§ What you need to do
Locate the word "ylabel" in the data below, then copy every line that holds it.

§ Listed entries
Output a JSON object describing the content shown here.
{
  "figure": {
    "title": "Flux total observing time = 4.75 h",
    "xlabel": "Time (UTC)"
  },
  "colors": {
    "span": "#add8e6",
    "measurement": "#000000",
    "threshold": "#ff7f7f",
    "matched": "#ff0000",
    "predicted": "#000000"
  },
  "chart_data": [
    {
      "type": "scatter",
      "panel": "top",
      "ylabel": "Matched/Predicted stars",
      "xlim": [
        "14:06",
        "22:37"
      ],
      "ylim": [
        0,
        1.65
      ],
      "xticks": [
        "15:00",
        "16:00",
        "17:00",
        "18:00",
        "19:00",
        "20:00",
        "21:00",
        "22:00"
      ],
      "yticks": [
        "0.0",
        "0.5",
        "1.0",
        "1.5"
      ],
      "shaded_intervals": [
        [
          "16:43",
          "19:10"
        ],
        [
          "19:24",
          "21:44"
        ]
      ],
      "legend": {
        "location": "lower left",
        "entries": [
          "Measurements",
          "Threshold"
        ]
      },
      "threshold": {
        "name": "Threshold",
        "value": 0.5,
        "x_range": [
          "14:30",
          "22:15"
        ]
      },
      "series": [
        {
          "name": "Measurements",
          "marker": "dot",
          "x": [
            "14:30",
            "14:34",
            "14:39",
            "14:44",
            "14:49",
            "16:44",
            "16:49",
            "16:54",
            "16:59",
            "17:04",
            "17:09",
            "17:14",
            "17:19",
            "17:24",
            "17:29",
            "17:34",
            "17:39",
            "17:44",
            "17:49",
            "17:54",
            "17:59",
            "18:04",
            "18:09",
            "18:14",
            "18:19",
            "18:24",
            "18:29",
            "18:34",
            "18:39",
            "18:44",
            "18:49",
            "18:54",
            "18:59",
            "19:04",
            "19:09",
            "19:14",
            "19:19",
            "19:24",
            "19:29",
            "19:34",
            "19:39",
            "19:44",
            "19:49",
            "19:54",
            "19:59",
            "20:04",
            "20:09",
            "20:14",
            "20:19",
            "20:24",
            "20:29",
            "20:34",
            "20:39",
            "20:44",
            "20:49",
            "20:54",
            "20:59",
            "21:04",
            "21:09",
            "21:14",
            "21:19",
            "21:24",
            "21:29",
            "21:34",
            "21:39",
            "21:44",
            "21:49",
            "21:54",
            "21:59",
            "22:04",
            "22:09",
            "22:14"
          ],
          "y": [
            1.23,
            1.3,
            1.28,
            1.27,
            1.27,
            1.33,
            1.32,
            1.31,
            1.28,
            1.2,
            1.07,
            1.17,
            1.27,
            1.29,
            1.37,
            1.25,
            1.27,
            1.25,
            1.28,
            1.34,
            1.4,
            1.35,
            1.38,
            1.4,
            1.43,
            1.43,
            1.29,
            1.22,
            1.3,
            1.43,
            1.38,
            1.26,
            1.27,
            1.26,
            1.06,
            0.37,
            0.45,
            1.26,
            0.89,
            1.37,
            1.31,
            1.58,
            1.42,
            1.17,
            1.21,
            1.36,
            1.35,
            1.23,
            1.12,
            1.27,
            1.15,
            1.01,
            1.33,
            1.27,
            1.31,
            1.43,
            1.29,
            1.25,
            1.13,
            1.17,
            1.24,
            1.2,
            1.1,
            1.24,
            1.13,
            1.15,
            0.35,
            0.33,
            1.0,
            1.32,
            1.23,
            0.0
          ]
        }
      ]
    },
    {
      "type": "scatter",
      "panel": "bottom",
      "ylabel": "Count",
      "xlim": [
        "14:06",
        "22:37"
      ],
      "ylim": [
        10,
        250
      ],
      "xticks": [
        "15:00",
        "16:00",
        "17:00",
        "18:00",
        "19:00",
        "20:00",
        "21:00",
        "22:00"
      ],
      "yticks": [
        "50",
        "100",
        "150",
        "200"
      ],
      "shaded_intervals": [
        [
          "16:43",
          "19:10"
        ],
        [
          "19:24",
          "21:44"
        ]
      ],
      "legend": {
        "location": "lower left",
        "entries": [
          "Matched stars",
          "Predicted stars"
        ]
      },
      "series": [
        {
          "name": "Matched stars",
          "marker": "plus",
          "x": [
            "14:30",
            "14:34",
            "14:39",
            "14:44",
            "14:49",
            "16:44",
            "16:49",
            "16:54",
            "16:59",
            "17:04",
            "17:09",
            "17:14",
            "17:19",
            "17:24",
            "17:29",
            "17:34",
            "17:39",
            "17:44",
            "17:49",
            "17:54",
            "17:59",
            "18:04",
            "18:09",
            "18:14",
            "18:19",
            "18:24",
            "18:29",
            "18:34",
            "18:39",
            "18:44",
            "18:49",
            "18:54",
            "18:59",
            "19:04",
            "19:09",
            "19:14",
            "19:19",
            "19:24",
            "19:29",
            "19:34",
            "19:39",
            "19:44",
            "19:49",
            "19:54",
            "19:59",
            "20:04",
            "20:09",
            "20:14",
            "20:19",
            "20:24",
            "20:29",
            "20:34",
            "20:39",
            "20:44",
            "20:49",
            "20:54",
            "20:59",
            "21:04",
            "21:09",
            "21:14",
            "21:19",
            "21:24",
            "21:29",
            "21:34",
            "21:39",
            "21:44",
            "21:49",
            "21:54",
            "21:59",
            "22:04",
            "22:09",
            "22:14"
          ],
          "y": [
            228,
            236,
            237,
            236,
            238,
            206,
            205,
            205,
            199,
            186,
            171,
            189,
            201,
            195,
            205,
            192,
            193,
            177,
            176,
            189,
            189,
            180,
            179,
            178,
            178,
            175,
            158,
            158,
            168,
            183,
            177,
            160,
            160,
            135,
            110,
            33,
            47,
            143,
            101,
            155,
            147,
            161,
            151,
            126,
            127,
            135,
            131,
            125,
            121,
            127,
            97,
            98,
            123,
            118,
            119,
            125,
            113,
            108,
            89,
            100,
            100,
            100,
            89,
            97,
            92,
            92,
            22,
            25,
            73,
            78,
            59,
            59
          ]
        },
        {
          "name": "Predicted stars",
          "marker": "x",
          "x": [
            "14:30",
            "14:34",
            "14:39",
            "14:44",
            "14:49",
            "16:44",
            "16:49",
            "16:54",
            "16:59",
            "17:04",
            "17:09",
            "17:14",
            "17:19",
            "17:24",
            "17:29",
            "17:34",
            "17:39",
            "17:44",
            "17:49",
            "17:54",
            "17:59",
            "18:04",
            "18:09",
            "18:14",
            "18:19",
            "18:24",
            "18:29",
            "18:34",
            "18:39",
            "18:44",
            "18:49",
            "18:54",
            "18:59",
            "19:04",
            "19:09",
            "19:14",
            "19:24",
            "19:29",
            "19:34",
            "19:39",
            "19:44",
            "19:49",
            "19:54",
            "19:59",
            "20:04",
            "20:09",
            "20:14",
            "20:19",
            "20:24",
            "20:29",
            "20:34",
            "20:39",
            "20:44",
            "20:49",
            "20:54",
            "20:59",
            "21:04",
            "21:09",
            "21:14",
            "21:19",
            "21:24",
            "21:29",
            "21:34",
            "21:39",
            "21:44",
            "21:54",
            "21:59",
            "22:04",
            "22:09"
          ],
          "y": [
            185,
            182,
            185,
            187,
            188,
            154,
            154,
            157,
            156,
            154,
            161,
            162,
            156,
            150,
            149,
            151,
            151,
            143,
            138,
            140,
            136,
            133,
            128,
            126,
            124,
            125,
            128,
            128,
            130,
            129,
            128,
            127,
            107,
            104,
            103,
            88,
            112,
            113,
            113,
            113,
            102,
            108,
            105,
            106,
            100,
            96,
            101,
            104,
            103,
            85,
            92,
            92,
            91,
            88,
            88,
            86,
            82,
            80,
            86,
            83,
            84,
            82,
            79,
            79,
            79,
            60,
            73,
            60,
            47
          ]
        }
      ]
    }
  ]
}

§ Answer below
      "ylabel": "Matched/Predicted stars",
      "ylabel": "Count",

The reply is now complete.